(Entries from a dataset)
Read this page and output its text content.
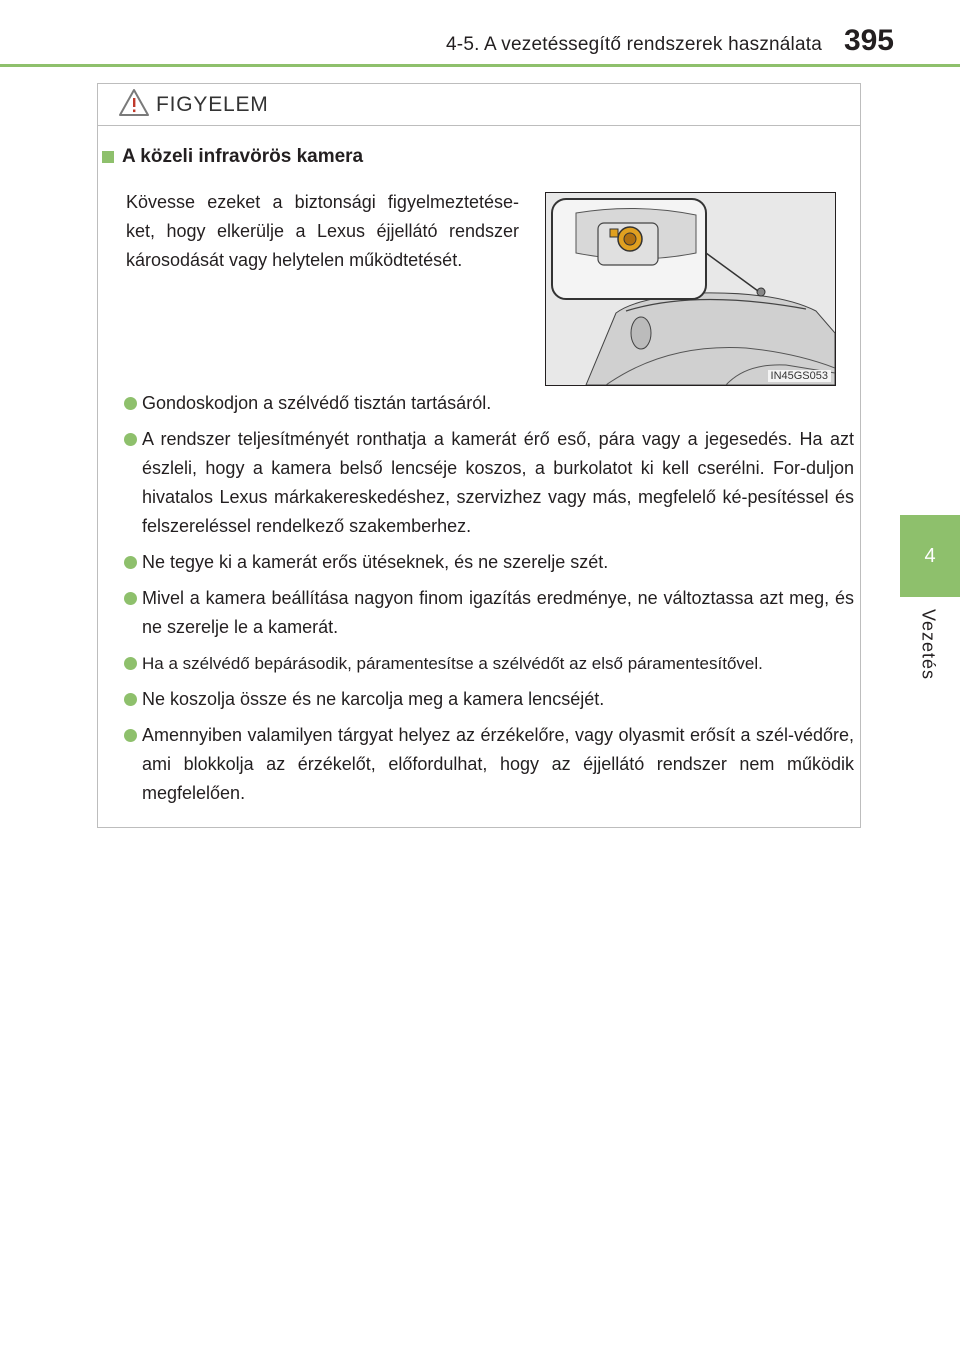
4-5. A vezetéssegítő rendszerek használata 395
4
Vezetés
FIGYELEM
A közeli infravörös kamera
Kövesse ezeket a biztonsági figyelmeztetése-ket, hogy elkerülje a Lexus éjjellátó rendszer károsodását vagy helytelen működtetését.
IN45GS053
Gondoskodjon a szélvédő tisztán tartásáról.
A rendszer teljesítményét ronthatja a kamerát érő eső, pára vagy a jegesedés. Ha azt észleli, hogy a kamera belső lencséje koszos, a burkolatot ki kell cserélni. For-duljon hivatalos Lexus márkakereskedéshez, szervizhez vagy más, megfelelő ké-pesítéssel és felszereléssel rendelkező szakemberhez.
Ne tegye ki a kamerát erős ütéseknek, és ne szerelje szét.
Mivel a kamera beállítása nagyon finom igazítás eredménye, ne változtassa azt meg, és ne szerelje le a kamerát.
Ha a szélvédő bepárásodik, páramentesítse a szélvédőt az első páramentesítővel.
Ne koszolja össze és ne karcolja meg a kamera lencséjét.
Amennyiben valamilyen tárgyat helyez az érzékelőre, vagy olyasmit erősít a szél-védőre, ami blokkolja az érzékelőt, előfordulhat, hogy az éjjellátó rendszer nem működik megfelelően.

Written instruction:
Each record above should come back exactly the same, only without its pictures.

Output below:
Read this page and output its text content.
4-5. A vezetéssegítő rendszerek használata 395
4
Vezetés
FIGYELEM
A közeli infravörös kamera
Kövesse ezeket a biztonsági figyelmeztetése-ket, hogy elkerülje a Lexus éjjellátó rendszer károsodását vagy helytelen működtetését.
IN45GS053
Gondoskodjon a szélvédő tisztán tartásáról.
A rendszer teljesítményét ronthatja a kamerát érő eső, pára vagy a jegesedés. Ha azt észleli, hogy a kamera belső lencséje koszos, a burkolatot ki kell cserélni. For-duljon hivatalos Lexus márkakereskedéshez, szervizhez vagy más, megfelelő ké-pesítéssel és felszereléssel rendelkező szakemberhez.
Ne tegye ki a kamerát erős ütéseknek, és ne szerelje szét.
Mivel a kamera beállítása nagyon finom igazítás eredménye, ne változtassa azt meg, és ne szerelje le a kamerát.
Ha a szélvédő bepárásodik, páramentesítse a szélvédőt az első páramentesítővel.
Ne koszolja össze és ne karcolja meg a kamera lencséjét.
Amennyiben valamilyen tárgyat helyez az érzékelőre, vagy olyasmit erősít a szél-védőre, ami blokkolja az érzékelőt, előfordulhat, hogy az éjjellátó rendszer nem működik megfelelően.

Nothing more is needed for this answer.